TASK INSTRUCTIONS:
(a) In the piece on Louisiana's captive insurance legislation, which two bills are pending in the state's House Insurance Committee?
(b) Return everything in the listing from the line containing "- median-lines: [288, 818, 558, 1193]" down to the line containing "- x-tick-label-8: urning: [1212, 1429, 1266, 1577]", inclusive, with each line reproduced character for character.

PROVIDED TEXT:
____________

Why legislative modernization alone cannot protect captive programs — and why institutional depth is the ultimate metric for domicile selection
Last summer, when Louisiana signed the CHOICES Law into effect, it marked the state's first major captive statute update in 17 years. The legislative victory was celebrated as a clear signal that Louisiana was ready to compete in the rapidly expanding alternative risk transfer space. But modernizing a statute on paper is only the price of admission to the captive industry. It does not guarantee a functioning, stable domicile.
At the time of the bill's passage, I published an analysis on Captives.Insure highlighting a critical vulnerability. Despite the modernized legal framework, Louisiana possessed three structural gaps that would inevitably hinder its stability and growth as a premier domicile: the absence of an active state captive insurance association, an unproven regulatory framework for alternative risk, and a historical 17-year legislative update cycle.
I concluded then that the domicile's success would "likely lie on new formations or redomestication of Louisiana-based insureds that value state pride over practicality" until the state addressed these foundational gaps through "sustained legislative activity, association development, and transparent reporting."
That was the measured take. Less than a year later, the introduction of two bills in the Louisiana legislature validates every concern raised about operating in a domicile that lacks institutional depth.
The current situation in Louisiana provides a real-time case study in what happens when captive growth outpaces captive infrastructure. Currently pending in the state's House Insurance Committee, sponsored by Representative Jordan, are HB 936 and HB 932.
HB 936 represents standard domicile infrastructure, addressing routine matters of formation, licensing, and governance. If it stood alone, it would be…unremarkable.
HB 932 is a different animal entirely, and it illustrates the existential risk of operating without a defensive industry presence. The bill targets the captive insurance mechanism directly with a series of aggressive, protectionist measures.
The Structural Problem: The crisis in Louisiana is not that a badly constructed bill was drafted. Bad legislation is introduced in statehouses across the country every session. The crisis is the silence greeting it. Because the state lacks an organized, active captive association to provide technical commentary, mobilize stakeholders, and testify before lawmakers, these bills are moving through the committee process unchallenged. There is no one in the room to explain to legislators that penalizing a trucking company's risk retention group does not lower insurance costs — it drives businesses out of the state. The infancy of Louisiana's statute and captive insurance market further compounds the issue; capable, credible constituent-experts are nearly impossible to find when compared to more established locales.

____________

DATA PROVIDED:
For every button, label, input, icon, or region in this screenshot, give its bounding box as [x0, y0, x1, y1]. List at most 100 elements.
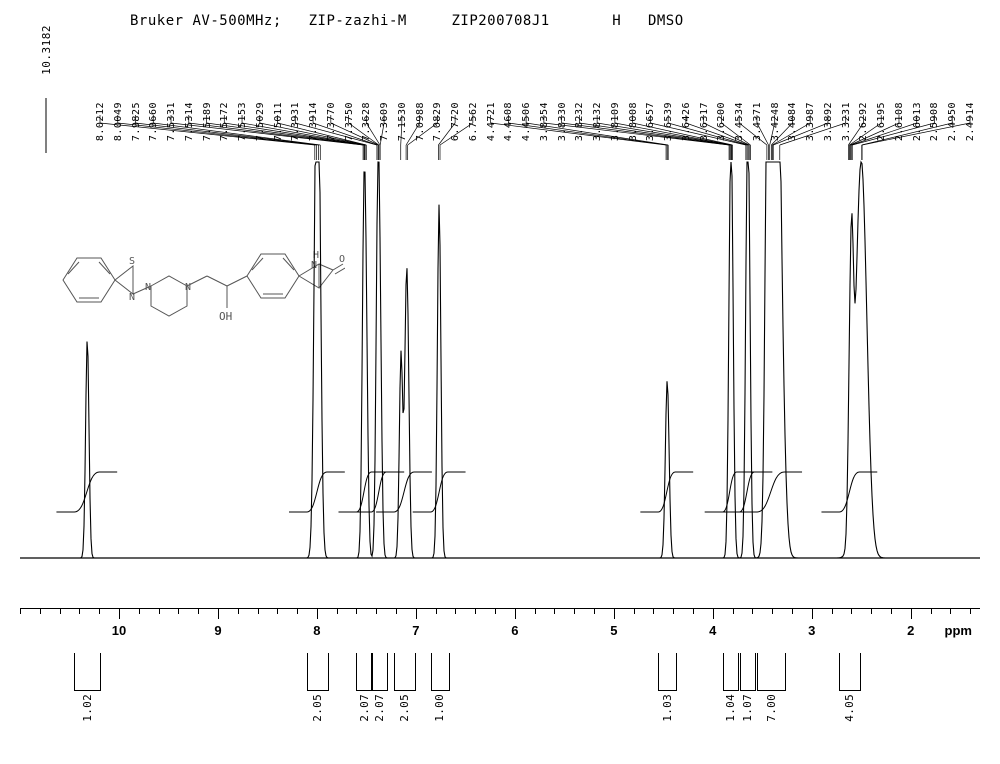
integral-bracket	[757, 660, 786, 691]
axis-label: 8	[313, 623, 320, 638]
axis-minor-tick	[574, 609, 575, 614]
axis-minor-tick	[792, 609, 793, 614]
axis-major-tick	[317, 609, 318, 619]
axis-minor-tick	[376, 609, 377, 614]
peak-tick	[0, 115, 1000, 160]
ppm-axis: ppm 1098765432	[20, 608, 980, 654]
peak-tick	[0, 115, 1000, 160]
integral-bracket	[839, 660, 861, 691]
peak-tick	[0, 115, 1000, 160]
axis-minor-tick	[495, 609, 496, 614]
peak-tick	[0, 115, 1000, 160]
axis-major-tick	[218, 609, 219, 619]
integral-value: 1.03	[661, 694, 673, 726]
integral-curve	[413, 472, 466, 512]
peak-tick	[0, 115, 1000, 160]
axis-minor-tick	[891, 609, 892, 614]
axis-minor-tick	[99, 609, 100, 614]
peak-tick	[0, 115, 1000, 160]
integral-bracket	[74, 660, 101, 691]
peak-tick	[0, 115, 1000, 160]
integral-curve	[821, 472, 877, 512]
peak-tick	[0, 115, 1000, 160]
axis-minor-tick	[535, 609, 536, 614]
peak-tick	[0, 115, 1000, 160]
integral-bracket	[431, 660, 450, 691]
integral-row: 1.022.052.072.072.051.001.031.041.077.00…	[20, 660, 980, 740]
axis-minor-tick	[436, 609, 437, 614]
axis-minor-tick	[356, 609, 357, 614]
integral-curve	[640, 472, 693, 512]
integral-value: 1.00	[433, 694, 445, 726]
axis-minor-tick	[970, 609, 971, 614]
axis-label: 9	[214, 623, 221, 638]
peak-tick	[0, 115, 1000, 160]
peak-tick	[0, 115, 1000, 160]
integral-value: 1.02	[81, 694, 93, 726]
peak-tick	[0, 115, 1000, 160]
peak-tick	[0, 115, 1000, 160]
peak-tick	[0, 115, 1000, 160]
axis-minor-tick	[60, 609, 61, 614]
integral-curve	[739, 472, 802, 512]
peak-tick	[0, 115, 1000, 160]
axis-minor-tick	[772, 609, 773, 614]
axis-minor-tick	[178, 609, 179, 614]
peak-tick	[0, 115, 1000, 160]
axis-minor-tick	[931, 609, 932, 614]
integral-value: 7.00	[765, 694, 777, 726]
axis-minor-tick	[79, 609, 80, 614]
peak-tick	[0, 115, 1000, 160]
peak-tick	[0, 115, 1000, 160]
peak-tick	[0, 115, 1000, 160]
axis-minor-tick	[159, 609, 160, 614]
axis-major-tick	[911, 609, 912, 619]
peak-tick	[0, 115, 1000, 160]
axis-major-tick	[515, 609, 516, 619]
axis-major-tick	[119, 609, 120, 619]
axis-label: 3	[808, 623, 815, 638]
axis-minor-tick	[20, 609, 21, 614]
peak-tick	[0, 115, 1000, 160]
peak-tick	[0, 115, 1000, 160]
axis-minor-tick	[258, 609, 259, 614]
peak-tick	[0, 115, 1000, 160]
axis-minor-tick	[396, 609, 397, 614]
axis-major-tick	[713, 609, 714, 619]
peak-tick	[0, 115, 1000, 160]
peak-tick	[0, 115, 1000, 160]
integral-curve	[376, 472, 432, 512]
integral-bracket	[371, 660, 388, 691]
axis-label: 10	[112, 623, 126, 638]
peak-tick	[0, 115, 1000, 160]
axis-unit: ppm	[945, 623, 972, 638]
axis-minor-tick	[475, 609, 476, 614]
integral-bracket	[740, 660, 757, 691]
axis-minor-tick	[950, 609, 951, 614]
axis-label: 5	[610, 623, 617, 638]
peak-tick	[0, 115, 1000, 160]
peak-tick	[0, 115, 1000, 160]
peak-tick	[0, 115, 1000, 160]
peak-tick	[0, 115, 1000, 160]
peak-tick	[0, 115, 1000, 160]
axis-minor-tick	[871, 609, 872, 614]
axis-minor-tick	[752, 609, 753, 614]
axis-minor-tick	[238, 609, 239, 614]
integral-bracket	[394, 660, 416, 691]
axis-major-tick	[812, 609, 813, 619]
peak-tick	[0, 115, 1000, 160]
integral-value: 4.05	[843, 694, 855, 726]
peak-tick	[0, 115, 1000, 160]
peak-tick	[0, 115, 1000, 160]
nmr-spectrum-plot	[20, 160, 980, 590]
axis-minor-tick	[455, 609, 456, 614]
axis-minor-tick	[554, 609, 555, 614]
integral-value: 2.05	[311, 694, 323, 726]
peak-tick-row	[0, 115, 1000, 160]
peak-tick	[0, 115, 1000, 160]
peak-tick	[0, 115, 1000, 160]
peak-tick	[0, 115, 1000, 160]
axis-minor-tick	[673, 609, 674, 614]
peak-tick	[0, 115, 1000, 160]
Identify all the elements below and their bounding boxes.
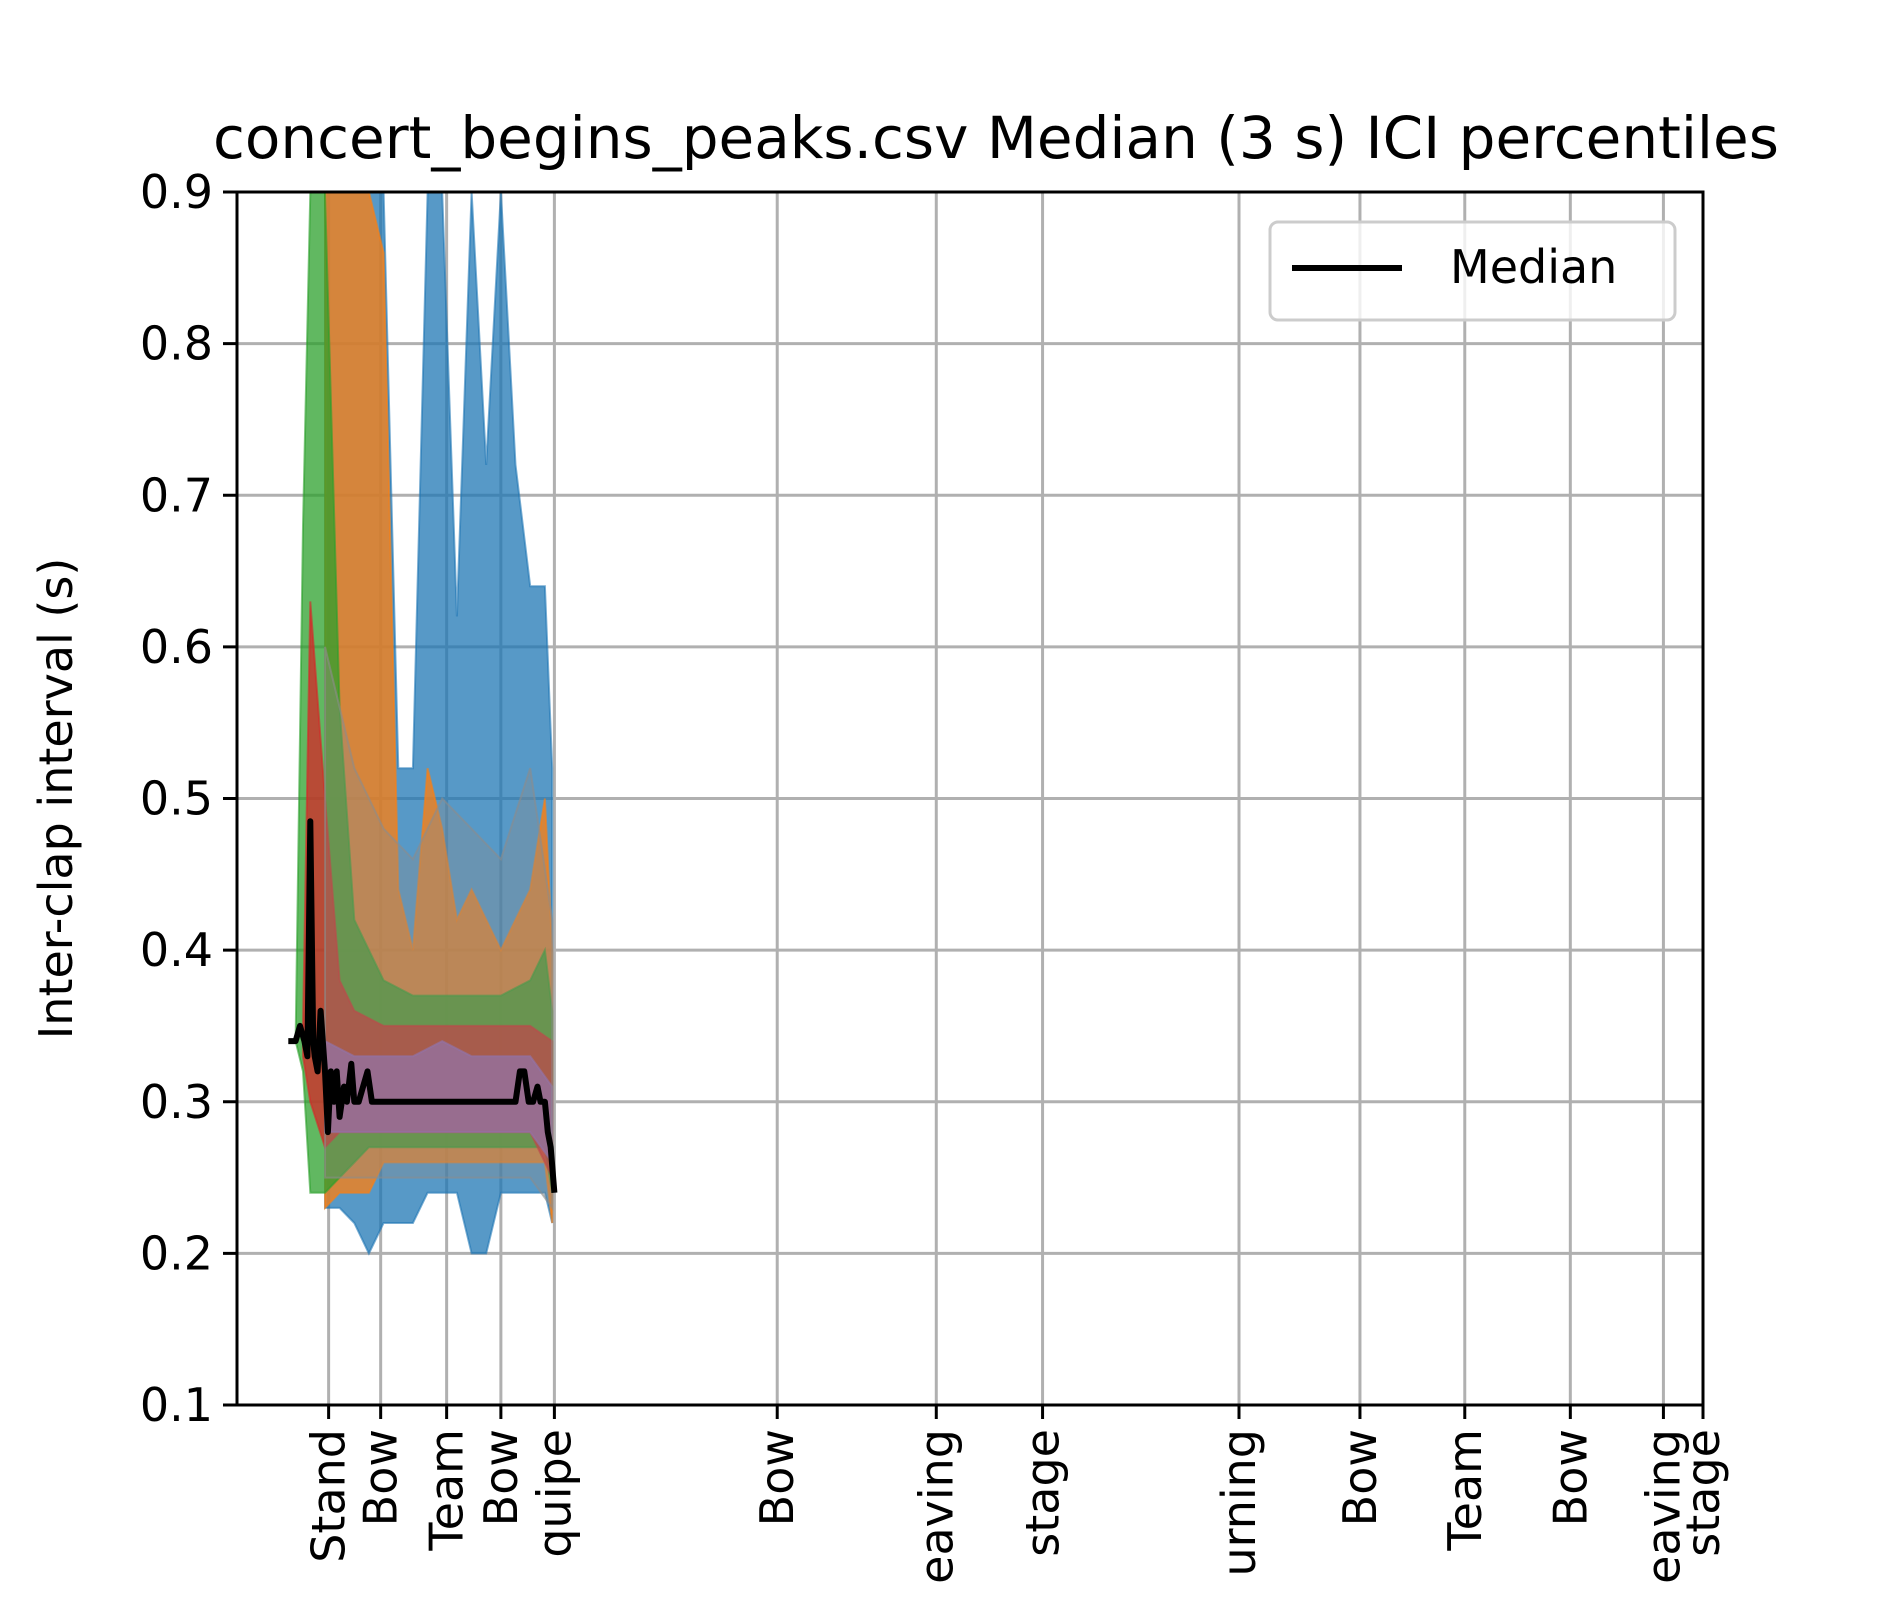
- median-lines: [288, 818, 558, 1193]
- percentile-band-5: [324, 646, 554, 1211]
- x-tick-label-2: Team: [420, 1429, 474, 1552]
- x-tick-label-6: eaving: [909, 1429, 963, 1584]
- legend-label-median: Median: [1450, 240, 1617, 294]
- x-tick-label-3: Bow: [474, 1429, 528, 1526]
- x-tick-label-1: Bow: [354, 1429, 408, 1526]
- y-tick-label-7: 0.8: [140, 317, 213, 371]
- y-axis-label: Inter-clap interval (s): [29, 558, 83, 1040]
- x-tick-label-0: Stand: [302, 1429, 356, 1563]
- x-tick-label-8: urning: [1212, 1429, 1266, 1577]
- x-tick-label-9: Bow: [1333, 1429, 1387, 1526]
- y-tick-label-1: 0.2: [140, 1226, 213, 1280]
- y-tick-label-0: 0.1: [140, 1378, 213, 1432]
- legend: Median: [1268, 220, 1677, 322]
- x-tick-label-11: Bow: [1543, 1429, 1597, 1526]
- y-tick-label-5: 0.6: [140, 620, 213, 674]
- x-tick-label-12: eaving: [1636, 1429, 1690, 1584]
- x-tick-label-7: stage: [1016, 1429, 1070, 1557]
- legend-box: [1268, 220, 1677, 322]
- percentile-band-1: [324, 192, 554, 1224]
- y-tick-label-4: 0.5: [140, 772, 213, 826]
- chart-title: concert_begins_peaks.csv Median (3 s) IC…: [213, 104, 1779, 172]
- x-tick-label-5: Bow: [750, 1429, 804, 1526]
- y-tick-label-2: 0.3: [140, 1075, 213, 1129]
- y-tick-label-3: 0.4: [140, 923, 213, 977]
- y-tick-label-8: 0.9: [140, 165, 213, 219]
- y-ticks: 0.1 0.2 0.3 0.4 0.5 0.6 0.7 0.8 0.9: [140, 165, 237, 1432]
- x-tick-label-10: Team: [1438, 1429, 1492, 1552]
- y-tick-label-6: 0.7: [140, 468, 213, 522]
- x-tick-label-4: quipe: [527, 1429, 581, 1558]
- series-line-median: [288, 818, 558, 1193]
- percentile-bands: [294, 192, 554, 1256]
- x-tick-label-13: stage: [1676, 1429, 1730, 1557]
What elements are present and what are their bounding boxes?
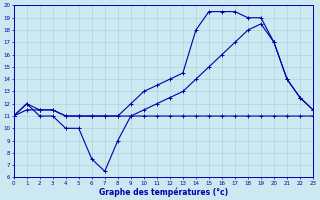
- X-axis label: Graphe des températures (°c): Graphe des températures (°c): [99, 187, 228, 197]
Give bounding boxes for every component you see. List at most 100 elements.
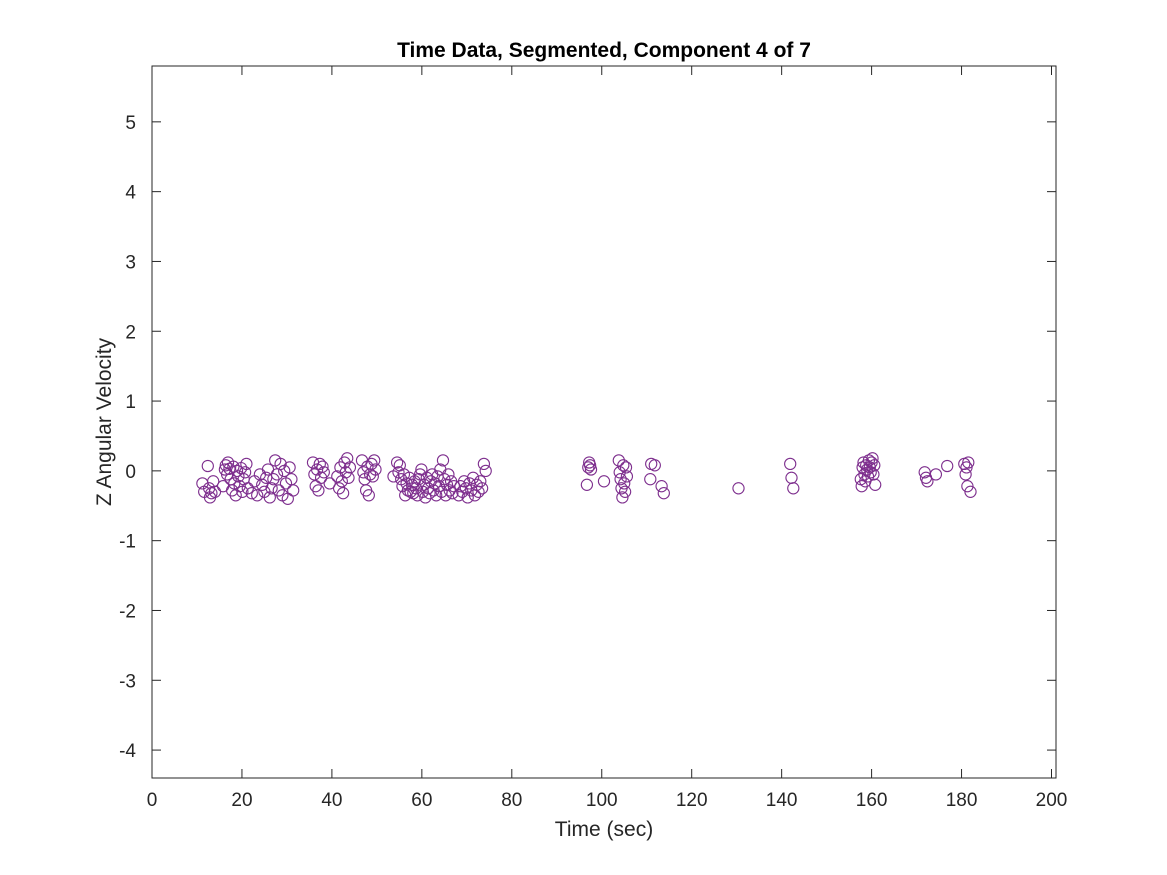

____________

SOLUTION SET:
(a) HB 936 and HB 932.

(b)
- median-lines: [288, 818, 558, 1193]
- percentile-band-5: [324, 646, 554, 1211]
- x-tick-label-2: Team: [420, 1429, 474, 1552]
- x-tick-label-6: eaving: [909, 1429, 963, 1584]
- legend-label-median: Median: [1450, 240, 1617, 294]
- x-tick-label-3: Bow: [474, 1429, 528, 1526]
- x-tick-label-1: Bow: [354, 1429, 408, 1526]
- y-tick-label-7: 0.8: [140, 317, 213, 371]
- y-axis-label: Inter-clap interval (s): [29, 558, 83, 1040]
- x-tick-label-0: Stand: [302, 1429, 356, 1563]
- x-tick-label-8: urning: [1212, 1429, 1266, 1577]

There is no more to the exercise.